— START OF PROVIDED ENTRIES —

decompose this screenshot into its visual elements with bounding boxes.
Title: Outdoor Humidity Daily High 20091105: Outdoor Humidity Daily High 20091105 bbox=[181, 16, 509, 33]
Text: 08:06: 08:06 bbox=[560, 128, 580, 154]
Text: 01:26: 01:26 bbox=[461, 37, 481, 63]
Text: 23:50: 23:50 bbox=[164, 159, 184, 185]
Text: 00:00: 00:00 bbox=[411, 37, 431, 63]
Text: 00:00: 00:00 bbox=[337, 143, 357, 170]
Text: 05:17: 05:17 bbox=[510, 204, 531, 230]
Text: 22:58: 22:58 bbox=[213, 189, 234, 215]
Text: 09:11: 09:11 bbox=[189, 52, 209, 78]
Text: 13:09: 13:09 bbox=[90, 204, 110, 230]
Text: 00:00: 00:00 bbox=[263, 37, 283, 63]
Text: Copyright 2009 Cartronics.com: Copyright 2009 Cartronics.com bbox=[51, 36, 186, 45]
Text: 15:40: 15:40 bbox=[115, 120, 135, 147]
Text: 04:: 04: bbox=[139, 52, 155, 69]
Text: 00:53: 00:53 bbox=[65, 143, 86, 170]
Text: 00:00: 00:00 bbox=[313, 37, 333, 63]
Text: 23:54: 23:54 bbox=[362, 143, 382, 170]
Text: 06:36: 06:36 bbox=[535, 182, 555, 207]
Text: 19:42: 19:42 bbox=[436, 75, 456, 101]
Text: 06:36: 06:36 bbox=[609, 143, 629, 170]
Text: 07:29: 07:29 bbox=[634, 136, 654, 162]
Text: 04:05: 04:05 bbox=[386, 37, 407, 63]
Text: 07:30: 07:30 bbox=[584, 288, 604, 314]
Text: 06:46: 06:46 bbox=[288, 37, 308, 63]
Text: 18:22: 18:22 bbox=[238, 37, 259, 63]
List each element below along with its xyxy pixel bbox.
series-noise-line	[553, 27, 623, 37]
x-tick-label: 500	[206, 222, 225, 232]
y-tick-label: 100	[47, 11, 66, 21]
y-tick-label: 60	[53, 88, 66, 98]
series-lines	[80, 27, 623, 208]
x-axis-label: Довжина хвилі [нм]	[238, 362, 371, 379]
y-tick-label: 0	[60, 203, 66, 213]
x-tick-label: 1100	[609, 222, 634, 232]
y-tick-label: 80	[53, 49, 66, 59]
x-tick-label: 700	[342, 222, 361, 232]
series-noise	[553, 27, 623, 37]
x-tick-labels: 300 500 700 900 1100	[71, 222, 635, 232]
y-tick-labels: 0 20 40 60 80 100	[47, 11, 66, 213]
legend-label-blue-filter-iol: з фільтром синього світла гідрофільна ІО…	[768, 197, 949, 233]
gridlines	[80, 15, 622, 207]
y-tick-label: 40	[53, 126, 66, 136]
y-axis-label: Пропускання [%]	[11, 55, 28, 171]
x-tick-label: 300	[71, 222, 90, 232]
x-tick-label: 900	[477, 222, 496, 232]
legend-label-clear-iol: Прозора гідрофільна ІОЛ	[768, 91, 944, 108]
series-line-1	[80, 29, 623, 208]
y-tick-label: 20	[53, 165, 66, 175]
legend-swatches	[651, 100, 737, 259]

— END OF PROVIDED ENTRIES —

Convert every line of the data above into a JSON list of strings, with one string per line and no blank lines.

— RESPONSE BELOW —
[
  "decompose this screenshot into its visual elements with bounding boxes.",
  "Title: Outdoor Humidity Daily High 20091105: Outdoor Humidity Daily High 20091105 bbox=[181, 16, 509, 33]",
  "Text: 08:06: 08:06 bbox=[560, 128, 580, 154]",
  "Text: 01:26: 01:26 bbox=[461, 37, 481, 63]",
  "Text: 23:50: 23:50 bbox=[164, 159, 184, 185]",
  "Text: 00:00: 00:00 bbox=[411, 37, 431, 63]",
  "Text: 00:00: 00:00 bbox=[337, 143, 357, 170]",
  "Text: 05:17: 05:17 bbox=[510, 204, 531, 230]",
  "Text: 22:58: 22:58 bbox=[213, 189, 234, 215]",
  "Text: 09:11: 09:11 bbox=[189, 52, 209, 78]",
  "Text: 13:09: 13:09 bbox=[90, 204, 110, 230]",
  "Text: 00:00: 00:00 bbox=[263, 37, 283, 63]",
  "Text: Copyright 2009 Cartronics.com: Copyright 2009 Cartronics.com bbox=[51, 36, 186, 45]",
  "Text: 15:40: 15:40 bbox=[115, 120, 135, 147]",
  "Text: 04:: 04: bbox=[139, 52, 155, 69]",
  "Text: 00:53: 00:53 bbox=[65, 143, 86, 170]",
  "Text: 00:00: 00:00 bbox=[313, 37, 333, 63]",
  "Text: 23:54: 23:54 bbox=[362, 143, 382, 170]",
  "Text: 06:36: 06:36 bbox=[535, 182, 555, 207]",
  "Text: 19:42: 19:42 bbox=[436, 75, 456, 101]",
  "Text: 06:36: 06:36 bbox=[609, 143, 629, 170]",
  "Text: 07:29: 07:29 bbox=[634, 136, 654, 162]",
  "Text: 04:05: 04:05 bbox=[386, 37, 407, 63]",
  "Text: 07:30: 07:30 bbox=[584, 288, 604, 314]",
  "Text: 06:46: 06:46 bbox=[288, 37, 308, 63]",
  "Text: 18:22: 18:22 bbox=[238, 37, 259, 63]",
  "List each element below along with its xyxy pixel bbox.",
  "series-noise-line\t[553, 27, 623, 37]",
  "x-tick-label: 500\t[206, 222, 225, 232]",
  "y-tick-label: 100\t[47, 11, 66, 21]",
  "y-tick-label: 60\t[53, 88, 66, 98]",
  "series-lines\t[80, 27, 623, 208]",
  "x-axis-label: Довжина хвилі [нм]\t[238, 362, 371, 379]",
  "y-tick-label: 0\t[60, 203, 66, 213]",
  "x-tick-label: 1100\t[609, 222, 634, 232]",
  "y-tick-label: 80\t[53, 49, 66, 59]",
  "x-tick-label: 700\t[342, 222, 361, 232]",
  "series-noise\t[553, 27, 623, 37]",
  "x-tick-labels: 300 500 700 900 1100\t[71, 222, 635, 232]",
  "y-tick-labels: 0 20 40 60 80 100\t[47, 11, 66, 213]",
  "legend-label-blue-filter-iol: з фільтром синього світла гідрофільна ІО…\t[768, 197, 949, 233]",
  "gridlines\t[80, 15, 622, 207]",
  "y-tick-label: 40\t[53, 126, 66, 136]",
  "y-axis-label: Пропускання [%]\t[11, 55, 28, 171]",
  "x-tick-label: 300\t[71, 222, 90, 232]",
  "x-tick-label: 900\t[477, 222, 496, 232]",
  "legend-label-clear-iol: Прозора гідрофільна ІОЛ\t[768, 91, 944, 108]",
  "series-line-1\t[80, 29, 623, 208]",
  "y-tick-label: 20\t[53, 165, 66, 175]",
  "legend-swatches\t[651, 100, 737, 259]"
]